- WHAT THE TASK ASKS: All lines in which the word "subtitle" occurs are to be extracted.
====
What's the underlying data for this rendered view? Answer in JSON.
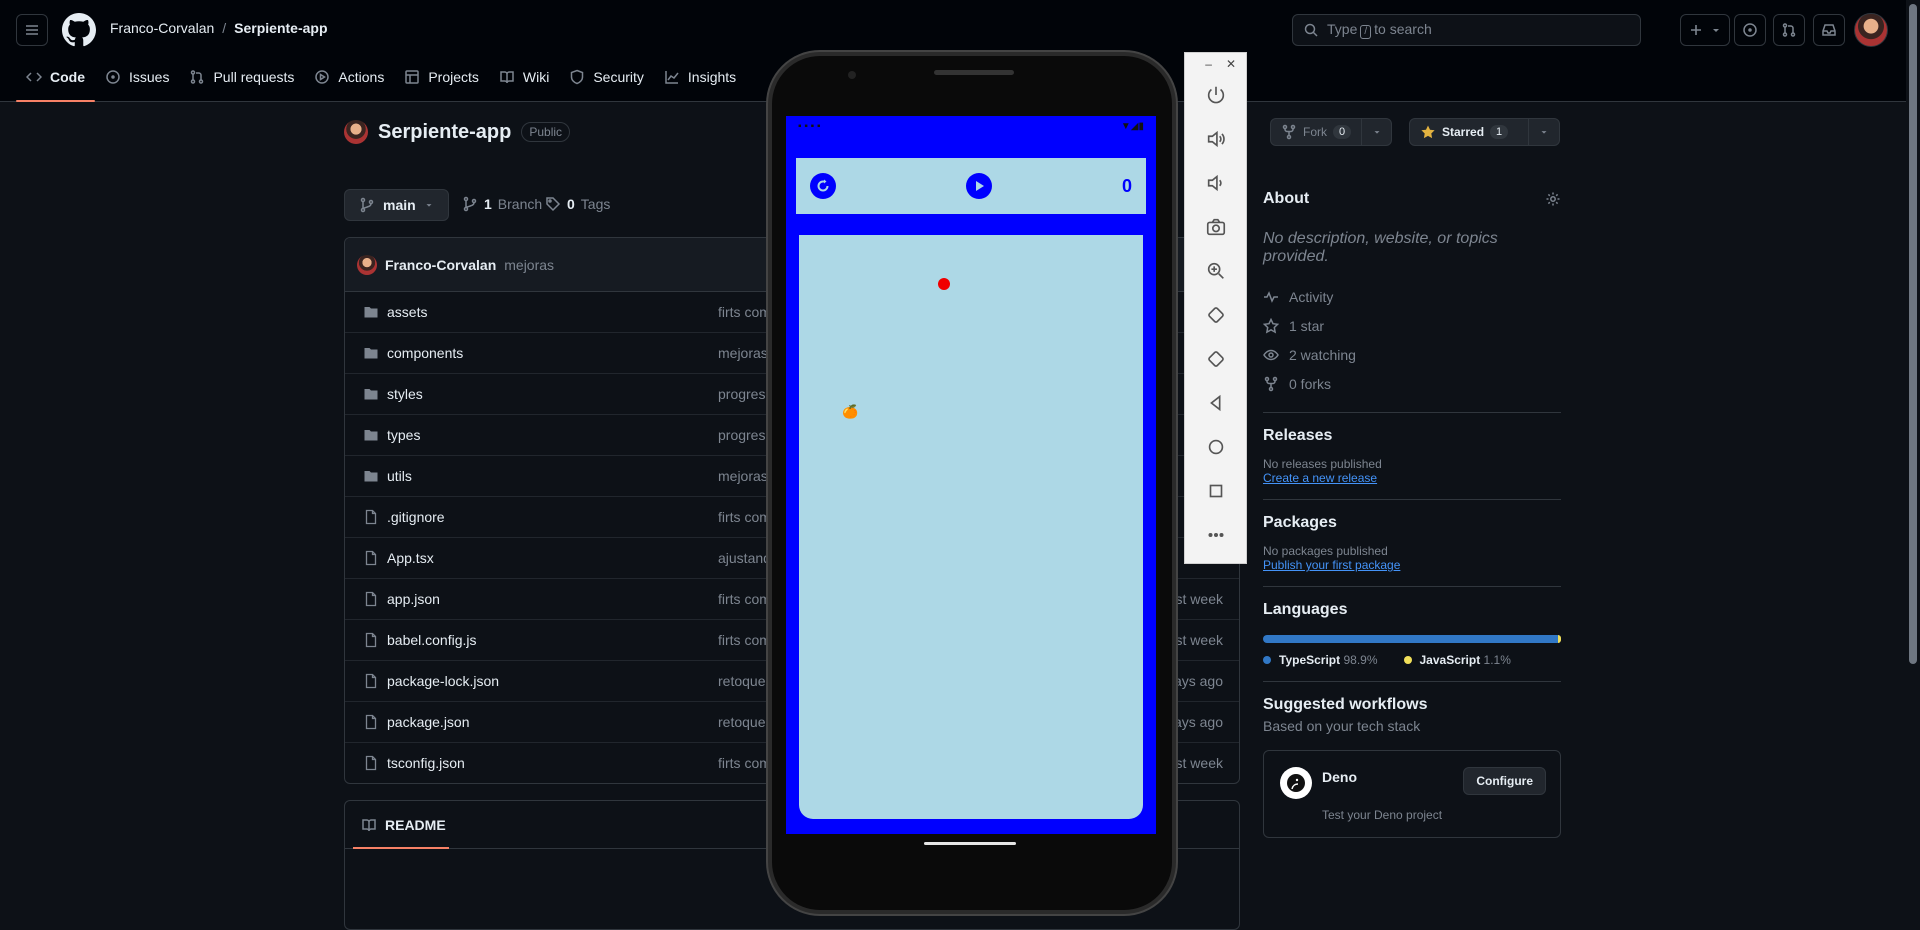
{
  "header": {
    "owner": "Franco-Corvalan",
    "separator": "/",
    "repo": "Serpiente-app",
    "search_text": "Type / to search",
    "search_pre": "Type",
    "search_key": "/",
    "search_post": "to search"
  },
  "nav": [
    {
      "label": "Code",
      "icon": "code-icon"
    },
    {
      "label": "Issues",
      "icon": "issue-icon"
    },
    {
      "label": "Pull requests",
      "icon": "pull-request-icon"
    },
    {
      "label": "Actions",
      "icon": "play-icon"
    },
    {
      "label": "Projects",
      "icon": "table-icon"
    },
    {
      "label": "Wiki",
      "icon": "book-icon"
    },
    {
      "label": "Security",
      "icon": "shield-icon"
    },
    {
      "label": "Insights",
      "icon": "graph-icon"
    }
  ],
  "repo": {
    "name": "Serpiente-app",
    "visibility": "Public",
    "fork_label": "Fork",
    "fork_count": "0",
    "star_label": "Starred",
    "star_count": "1",
    "branch": "main",
    "branches_count": "1",
    "branches_label": "Branch",
    "tags_count": "0",
    "tags_label": "Tags"
  },
  "commit": {
    "author": "Franco-Corvalan",
    "message": "mejoras"
  },
  "files": [
    {
      "name": "assets",
      "type": "dir",
      "commit": "firts com",
      "time": ""
    },
    {
      "name": "components",
      "type": "dir",
      "commit": "mejoras",
      "time": ""
    },
    {
      "name": "styles",
      "type": "dir",
      "commit": "progres",
      "time": ""
    },
    {
      "name": "types",
      "type": "dir",
      "commit": "progres",
      "time": ""
    },
    {
      "name": "utils",
      "type": "dir",
      "commit": "mejoras",
      "time": ""
    },
    {
      "name": ".gitignore",
      "type": "file",
      "commit": "firts com",
      "time": ""
    },
    {
      "name": "App.tsx",
      "type": "file",
      "commit": "ajustand",
      "time": ""
    },
    {
      "name": "app.json",
      "type": "file",
      "commit": "firts com",
      "time": "st week"
    },
    {
      "name": "babel.config.js",
      "type": "file",
      "commit": "firts com",
      "time": "st week"
    },
    {
      "name": "package-lock.json",
      "type": "file",
      "commit": "retoque",
      "time": "ays ago"
    },
    {
      "name": "package.json",
      "type": "file",
      "commit": "retoque",
      "time": "ays ago"
    },
    {
      "name": "tsconfig.json",
      "type": "file",
      "commit": "firts com",
      "time": "st week"
    }
  ],
  "readme": {
    "label": "README"
  },
  "about": {
    "title": "About",
    "description": "No description, website, or topics provided.",
    "stats": [
      {
        "icon": "pulse-icon",
        "label": "Activity"
      },
      {
        "icon": "star-icon",
        "label": "1 star"
      },
      {
        "icon": "eye-icon",
        "label": "2 watching"
      },
      {
        "icon": "fork-icon",
        "label": "0 forks"
      }
    ]
  },
  "releases": {
    "title": "Releases",
    "text": "No releases published",
    "link": "Create a new release"
  },
  "packages": {
    "title": "Packages",
    "text": "No packages published",
    "link": "Publish your first package"
  },
  "languages": {
    "title": "Languages",
    "items": [
      {
        "name": "TypeScript",
        "percent": "98.9%",
        "color": "#3178c6"
      },
      {
        "name": "JavaScript",
        "percent": "1.1%",
        "color": "#f1e05a"
      }
    ],
    "typescript_fraction": 0.989
  },
  "workflows": {
    "title": "Suggested workflows",
    "subtitle": "Based on your tech stack",
    "items": [
      {
        "name": "Deno",
        "description": "Test your Deno project",
        "button": "Configure"
      }
    ]
  },
  "game": {
    "score": "0",
    "colors": {
      "background": "#0000ff",
      "board": "#add8e6",
      "snake": "#f00000"
    },
    "fruit": "🍊"
  },
  "emulator": {
    "buttons": [
      "power-icon",
      "volume-up-icon",
      "volume-down-icon",
      "camera-icon",
      "zoom-icon",
      "rotate-left-icon",
      "rotate-right-icon",
      "back-icon",
      "home-icon",
      "overview-icon",
      "more-icon"
    ]
  }
}
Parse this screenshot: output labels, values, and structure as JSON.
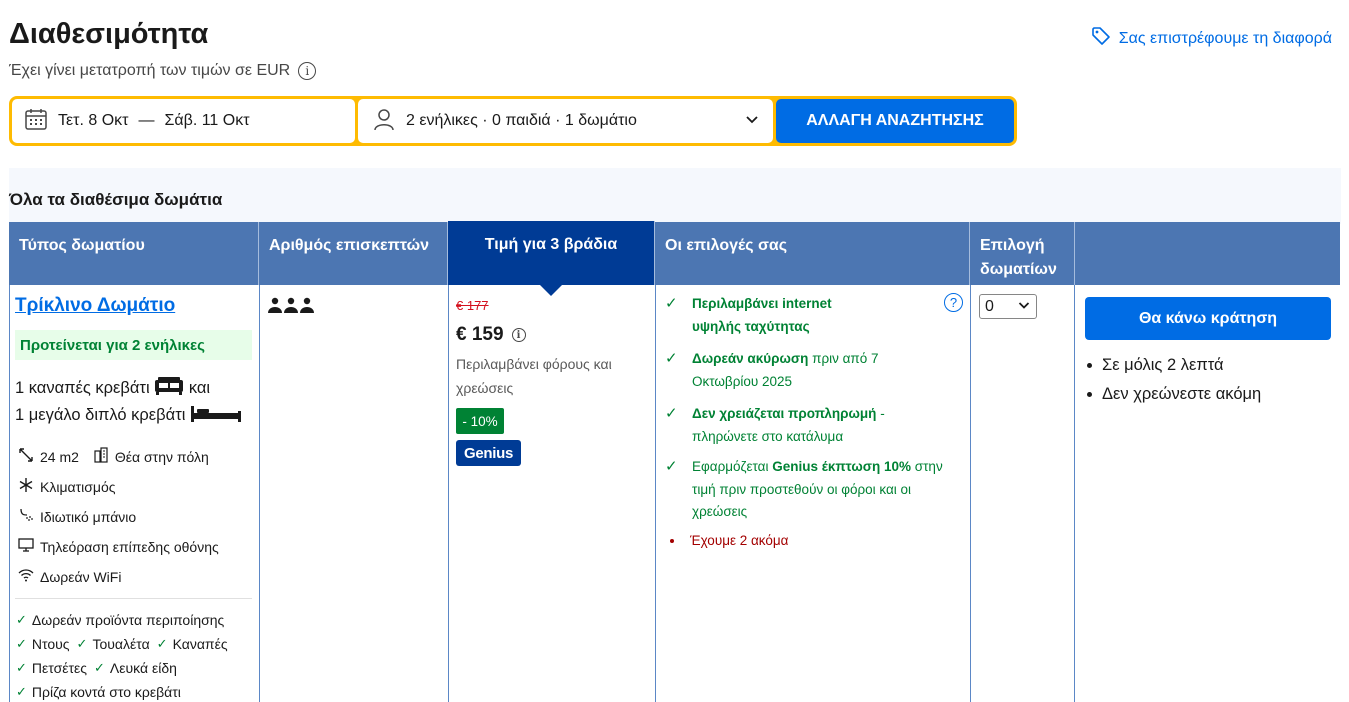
{
  "header": {
    "title": "Διαθεσιμότητα",
    "subtitle": "Έχει γίνει μετατροπή των τιμών σε EUR",
    "info_glyph": "i",
    "price_match": "Σας επιστρέφουμε τη διαφορά"
  },
  "search": {
    "checkin": "Τετ. 8 Οκτ",
    "separator": "—",
    "checkout": "Σάβ. 11 Οκτ",
    "guests": "2 ενήλικες · 0 παιδιά · 1 δωμάτιο",
    "button": "ΑΛΛΑΓΗ ΑΝΑΖΗΤΗΣΗΣ"
  },
  "section_title": "Όλα τα διαθέσιμα δωμάτια",
  "table_headers": {
    "room_type": "Τύπος δωματίου",
    "guests": "Αριθμός επισκεπτών",
    "price": "Τιμή για 3 βράδια",
    "options": "Οι επιλογές σας",
    "select_line1": "Επιλογή",
    "select_line2": "δωματίων"
  },
  "room": {
    "name": "Τρίκλινο Δωμάτιο",
    "recommended": "Προτείνεται για 2 ενήλικες",
    "bed1": "1 καναπές κρεβάτι",
    "bed_and": "και",
    "bed2": "1 μεγάλο διπλό κρεβάτι",
    "size": "24 m2",
    "view": "Θέα στην πόλη",
    "ac": "Κλιματισμός",
    "bathroom": "Ιδιωτικό μπάνιο",
    "tv": "Τηλεόραση επίπεδης οθόνης",
    "wifi": "Δωρεάν WiFi",
    "amenities": {
      "toiletries": "Δωρεάν προϊόντα περιποίησης",
      "shower": "Ντους",
      "toilet": "Τουαλέτα",
      "sofa": "Καναπές",
      "towels": "Πετσέτες",
      "linen": "Λευκά είδη",
      "socket": "Πρίζα κοντά στο κρεβάτι"
    }
  },
  "pricing": {
    "old_price": "€ 177",
    "price": "€ 159",
    "tax_note": "Περιλαμβάνει φόρους και χρεώσεις",
    "discount": "- 10%",
    "genius": "Genius"
  },
  "options": {
    "internet_bold": "Περιλαμβάνει internet υψηλής ταχύτητας",
    "cancel_bold": "Δωρεάν ακύρωση",
    "cancel_rest": "πριν από 7 Οκτωβρίου 2025",
    "prepay_bold": "Δεν χρειάζεται προπληρωμή",
    "prepay_rest": "- πληρώνετε στο κατάλυμα",
    "genius_pre": "Εφαρμόζεται",
    "genius_bold": "Genius έκπτωση 10%",
    "genius_rest": "στην τιμή πριν προστεθούν οι φόροι και οι χρεώσεις",
    "scarcity": "Έχουμε 2 ακόμα",
    "help_glyph": "?"
  },
  "select": {
    "value": "0"
  },
  "reserve": {
    "button": "Θα κάνω κράτηση",
    "bullet1": "Σε μόλις 2 λεπτά",
    "bullet2": "Δεν χρεώνεστε ακόμη"
  },
  "colors": {
    "brand_blue": "#006ce4",
    "header_blue": "#4c76b2",
    "active_header": "#003b95",
    "search_border": "#febb02",
    "green": "#008234",
    "red": "#d4111e"
  }
}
====
- FINAL RESULT:
    "subtitle": "Based on your tech stack",
    "subtitle": "Έχει γίνει μετατροπή των τιμών σε EUR",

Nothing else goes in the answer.